Directions:
Report how many lines below contain the word "Futterhaus", and give only that number.

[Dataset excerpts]
----
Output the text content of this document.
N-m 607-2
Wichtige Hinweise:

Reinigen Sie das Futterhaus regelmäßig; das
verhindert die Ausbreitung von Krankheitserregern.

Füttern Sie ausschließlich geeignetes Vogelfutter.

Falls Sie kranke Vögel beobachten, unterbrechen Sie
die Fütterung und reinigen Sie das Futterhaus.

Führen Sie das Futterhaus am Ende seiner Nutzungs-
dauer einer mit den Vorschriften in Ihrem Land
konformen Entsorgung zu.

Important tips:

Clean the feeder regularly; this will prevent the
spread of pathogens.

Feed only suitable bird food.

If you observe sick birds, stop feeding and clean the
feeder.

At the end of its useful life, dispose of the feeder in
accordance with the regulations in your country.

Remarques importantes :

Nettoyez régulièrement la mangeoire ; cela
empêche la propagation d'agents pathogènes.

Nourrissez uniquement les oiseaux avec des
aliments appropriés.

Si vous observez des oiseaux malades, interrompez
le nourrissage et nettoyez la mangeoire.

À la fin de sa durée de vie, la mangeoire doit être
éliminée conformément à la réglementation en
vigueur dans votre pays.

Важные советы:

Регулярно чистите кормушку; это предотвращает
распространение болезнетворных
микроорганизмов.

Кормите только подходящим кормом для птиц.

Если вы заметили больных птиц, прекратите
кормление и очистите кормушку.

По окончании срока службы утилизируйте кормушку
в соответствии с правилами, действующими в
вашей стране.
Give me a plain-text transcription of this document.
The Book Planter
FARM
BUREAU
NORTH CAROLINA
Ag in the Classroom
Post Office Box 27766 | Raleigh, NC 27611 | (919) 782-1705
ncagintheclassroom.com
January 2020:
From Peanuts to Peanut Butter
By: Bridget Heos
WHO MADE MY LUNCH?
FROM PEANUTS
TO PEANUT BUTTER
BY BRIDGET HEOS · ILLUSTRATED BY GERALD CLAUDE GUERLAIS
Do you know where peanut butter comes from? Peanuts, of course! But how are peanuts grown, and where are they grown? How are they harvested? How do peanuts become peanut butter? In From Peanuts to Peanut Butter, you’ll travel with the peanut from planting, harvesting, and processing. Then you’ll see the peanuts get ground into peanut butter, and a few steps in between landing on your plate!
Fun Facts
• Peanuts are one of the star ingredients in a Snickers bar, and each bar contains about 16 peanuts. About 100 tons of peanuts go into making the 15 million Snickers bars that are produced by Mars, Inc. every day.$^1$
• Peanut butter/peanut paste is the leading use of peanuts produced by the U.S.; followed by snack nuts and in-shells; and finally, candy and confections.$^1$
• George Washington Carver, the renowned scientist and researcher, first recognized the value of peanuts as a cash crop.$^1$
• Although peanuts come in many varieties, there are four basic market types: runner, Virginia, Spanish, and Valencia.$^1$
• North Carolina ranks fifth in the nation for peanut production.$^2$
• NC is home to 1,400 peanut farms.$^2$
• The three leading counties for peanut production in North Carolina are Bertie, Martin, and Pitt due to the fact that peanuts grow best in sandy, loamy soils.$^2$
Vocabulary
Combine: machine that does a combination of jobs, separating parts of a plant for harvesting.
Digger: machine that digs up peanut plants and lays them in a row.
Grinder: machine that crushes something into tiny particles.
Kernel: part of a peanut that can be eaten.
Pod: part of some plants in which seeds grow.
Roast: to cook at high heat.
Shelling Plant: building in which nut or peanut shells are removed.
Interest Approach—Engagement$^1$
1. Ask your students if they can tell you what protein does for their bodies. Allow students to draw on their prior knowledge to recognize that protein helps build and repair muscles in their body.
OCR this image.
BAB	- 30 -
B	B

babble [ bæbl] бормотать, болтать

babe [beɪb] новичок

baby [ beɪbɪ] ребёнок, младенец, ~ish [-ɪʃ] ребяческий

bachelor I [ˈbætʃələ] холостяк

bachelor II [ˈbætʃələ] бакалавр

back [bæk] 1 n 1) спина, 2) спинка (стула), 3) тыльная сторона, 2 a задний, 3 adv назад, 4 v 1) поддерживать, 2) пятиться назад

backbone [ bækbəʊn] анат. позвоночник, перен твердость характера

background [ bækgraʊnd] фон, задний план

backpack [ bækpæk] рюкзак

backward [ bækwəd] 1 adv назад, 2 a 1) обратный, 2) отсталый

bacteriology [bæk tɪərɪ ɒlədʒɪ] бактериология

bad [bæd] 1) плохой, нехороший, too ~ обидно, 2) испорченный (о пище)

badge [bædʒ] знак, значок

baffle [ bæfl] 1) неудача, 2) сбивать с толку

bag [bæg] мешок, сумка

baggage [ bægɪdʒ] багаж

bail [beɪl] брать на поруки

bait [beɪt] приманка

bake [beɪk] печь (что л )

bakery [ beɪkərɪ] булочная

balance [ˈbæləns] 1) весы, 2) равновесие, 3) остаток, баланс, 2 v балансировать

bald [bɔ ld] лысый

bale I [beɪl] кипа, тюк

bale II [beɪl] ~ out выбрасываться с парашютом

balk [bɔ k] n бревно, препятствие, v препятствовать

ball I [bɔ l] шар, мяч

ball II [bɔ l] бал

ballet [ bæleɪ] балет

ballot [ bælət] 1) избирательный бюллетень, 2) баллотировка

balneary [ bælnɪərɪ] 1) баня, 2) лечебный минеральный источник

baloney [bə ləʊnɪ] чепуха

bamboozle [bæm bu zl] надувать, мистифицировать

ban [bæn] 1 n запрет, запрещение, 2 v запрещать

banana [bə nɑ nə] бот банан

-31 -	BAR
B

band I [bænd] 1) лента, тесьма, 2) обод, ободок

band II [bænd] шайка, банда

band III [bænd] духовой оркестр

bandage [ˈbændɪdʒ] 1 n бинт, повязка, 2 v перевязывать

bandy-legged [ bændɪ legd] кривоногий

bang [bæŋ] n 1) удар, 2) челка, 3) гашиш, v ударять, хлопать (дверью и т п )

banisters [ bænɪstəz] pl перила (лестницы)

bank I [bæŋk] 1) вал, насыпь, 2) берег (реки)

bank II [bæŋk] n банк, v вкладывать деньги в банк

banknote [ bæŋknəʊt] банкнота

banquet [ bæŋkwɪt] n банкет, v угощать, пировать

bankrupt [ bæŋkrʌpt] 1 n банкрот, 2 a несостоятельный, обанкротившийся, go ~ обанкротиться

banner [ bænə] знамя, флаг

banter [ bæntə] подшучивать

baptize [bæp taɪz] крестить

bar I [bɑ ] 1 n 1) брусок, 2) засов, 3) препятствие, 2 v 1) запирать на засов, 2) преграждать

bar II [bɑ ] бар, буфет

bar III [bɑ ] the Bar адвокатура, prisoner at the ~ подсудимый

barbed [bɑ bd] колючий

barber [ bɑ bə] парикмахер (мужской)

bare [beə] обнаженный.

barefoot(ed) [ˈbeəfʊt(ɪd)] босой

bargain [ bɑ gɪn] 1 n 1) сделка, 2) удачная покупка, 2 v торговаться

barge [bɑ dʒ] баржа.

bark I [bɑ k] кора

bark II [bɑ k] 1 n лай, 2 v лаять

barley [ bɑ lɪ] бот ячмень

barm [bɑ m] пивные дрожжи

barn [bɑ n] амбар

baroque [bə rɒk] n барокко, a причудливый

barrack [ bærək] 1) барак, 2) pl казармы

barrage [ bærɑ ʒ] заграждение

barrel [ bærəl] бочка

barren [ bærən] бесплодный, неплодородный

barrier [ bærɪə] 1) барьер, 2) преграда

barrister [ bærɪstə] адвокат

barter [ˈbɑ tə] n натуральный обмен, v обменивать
----
Answer:
3